## The problem
Extract every record, exactly as written, and ignore the pictures.
** Start of Input **
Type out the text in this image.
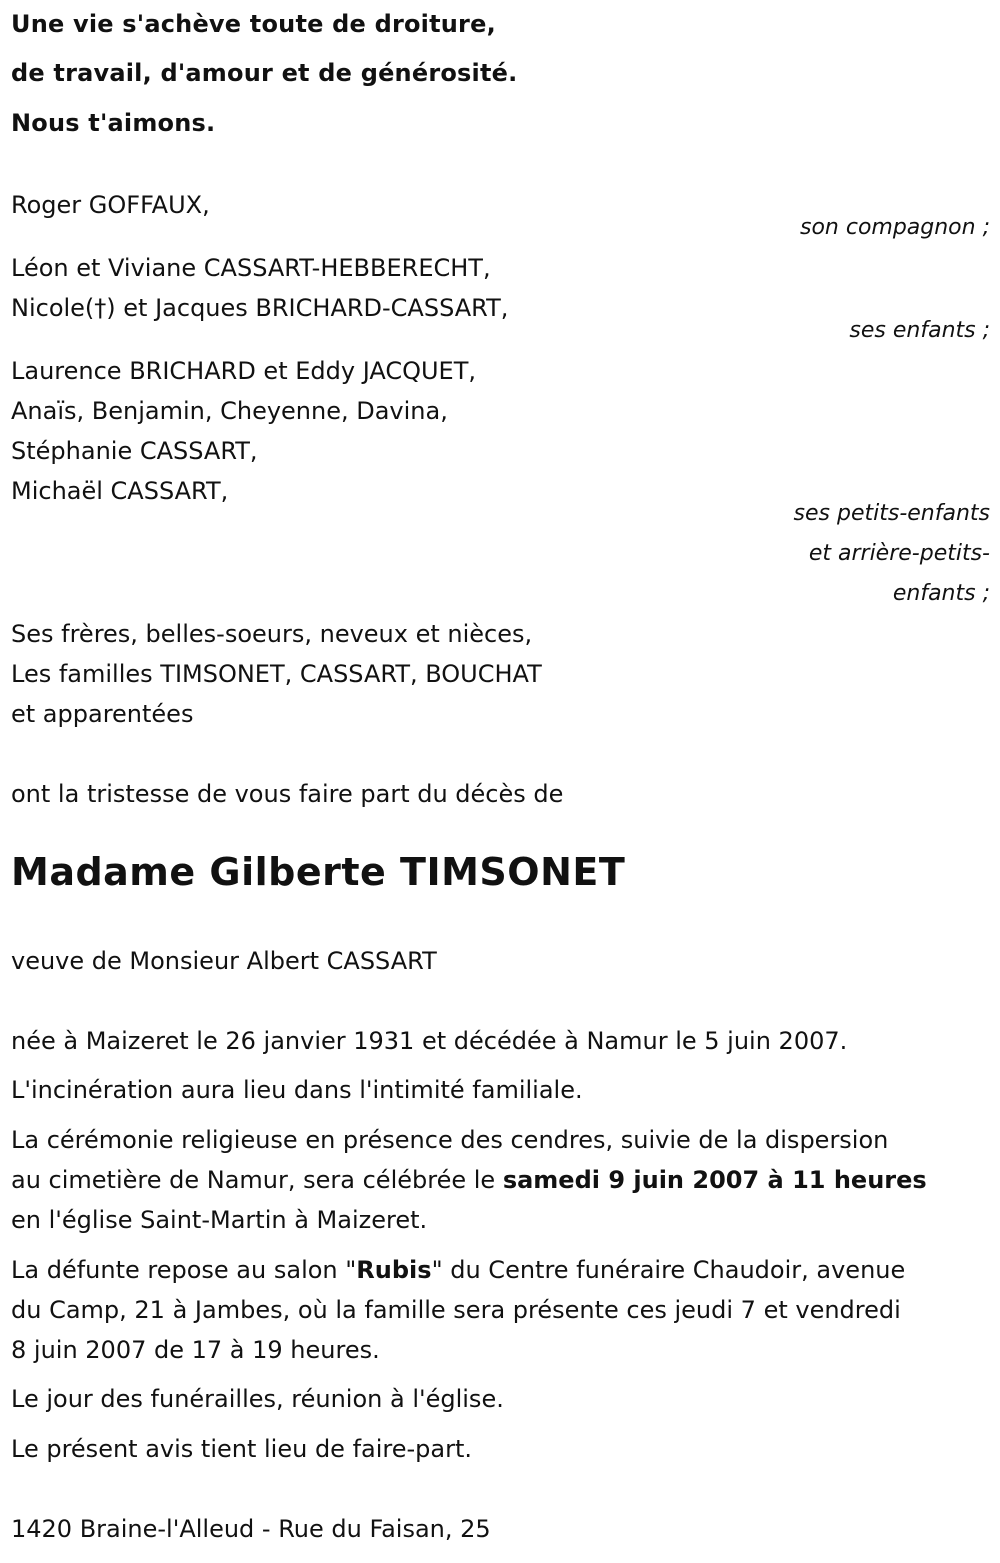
Une vie s'achève toute de droiture,
de travail, d'amour et de générosité.
Nous t'aimons.
Roger GOFFAUX,
son compagnon ;
Léon et Viviane CASSART-HEBBERECHT,
Nicole(†) et Jacques BRICHARD-CASSART,
ses enfants ;
Laurence BRICHARD et Eddy JACQUET,
Anaïs, Benjamin, Cheyenne, Davina,
Stéphanie CASSART,
Michaël CASSART,
ses petits-enfants
et arrière-petits-
enfants ;
Ses frères, belles-soeurs, neveux et nièces,
Les familles TIMSONET, CASSART, BOUCHAT
et apparentées
ont la tristesse de vous faire part du décès de
Madame Gilberte TIMSONET
veuve de Monsieur Albert CASSART
née à Maizeret le 26 janvier 1931 et décédée à Namur le 5 juin 2007.
L'incinération aura lieu dans l'intimité familiale.
La cérémonie religieuse en présence des cendres, suivie de la dispersion
au cimetière de Namur, sera célébrée le samedi 9 juin 2007 à 11 heures
en l'église Saint-Martin à Maizeret.
La défunte repose au salon "Rubis" du Centre funéraire Chaudoir, avenue
du Camp, 21 à Jambes, où la famille sera présente ces jeudi 7 et vendredi
8 juin 2007 de 17 à 19 heures.
Le jour des funérailles, réunion à l'église.
Le présent avis tient lieu de faire-part.
1420 Braine-l'Alleud - Rue du Faisan, 25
** End of Input **
## Correct result
Type out the text in this image.
Une vie s'achève toute de droiture,
de travail, d'amour et de générosité.
Nous t'aimons.
Roger GOFFAUX,
son compagnon ;
Léon et Viviane CASSART-HEBBERECHT,
Nicole(†) et Jacques BRICHARD-CASSART,
ses enfants ;
Laurence BRICHARD et Eddy JACQUET,
Anaïs, Benjamin, Cheyenne, Davina,
Stéphanie CASSART,
Michaël CASSART,
ses petits-enfants
et arrière-petits-
enfants ;
Ses frères, belles-soeurs, neveux et nièces,
Les familles TIMSONET, CASSART, BOUCHAT
et apparentées
ont la tristesse de vous faire part du décès de
Madame Gilberte TIMSONET
veuve de Monsieur Albert CASSART
née à Maizeret le 26 janvier 1931 et décédée à Namur le 5 juin 2007.
L'incinération aura lieu dans l'intimité familiale.
La cérémonie religieuse en présence des cendres, suivie de la dispersion
au cimetière de Namur, sera célébrée le samedi 9 juin 2007 à 11 heures
en l'église Saint-Martin à Maizeret.
La défunte repose au salon "Rubis" du Centre funéraire Chaudoir, avenue
du Camp, 21 à Jambes, où la famille sera présente ces jeudi 7 et vendredi
8 juin 2007 de 17 à 19 heures.
Le jour des funérailles, réunion à l'église.
Le présent avis tient lieu de faire-part.
1420 Braine-l'Alleud - Rue du Faisan, 25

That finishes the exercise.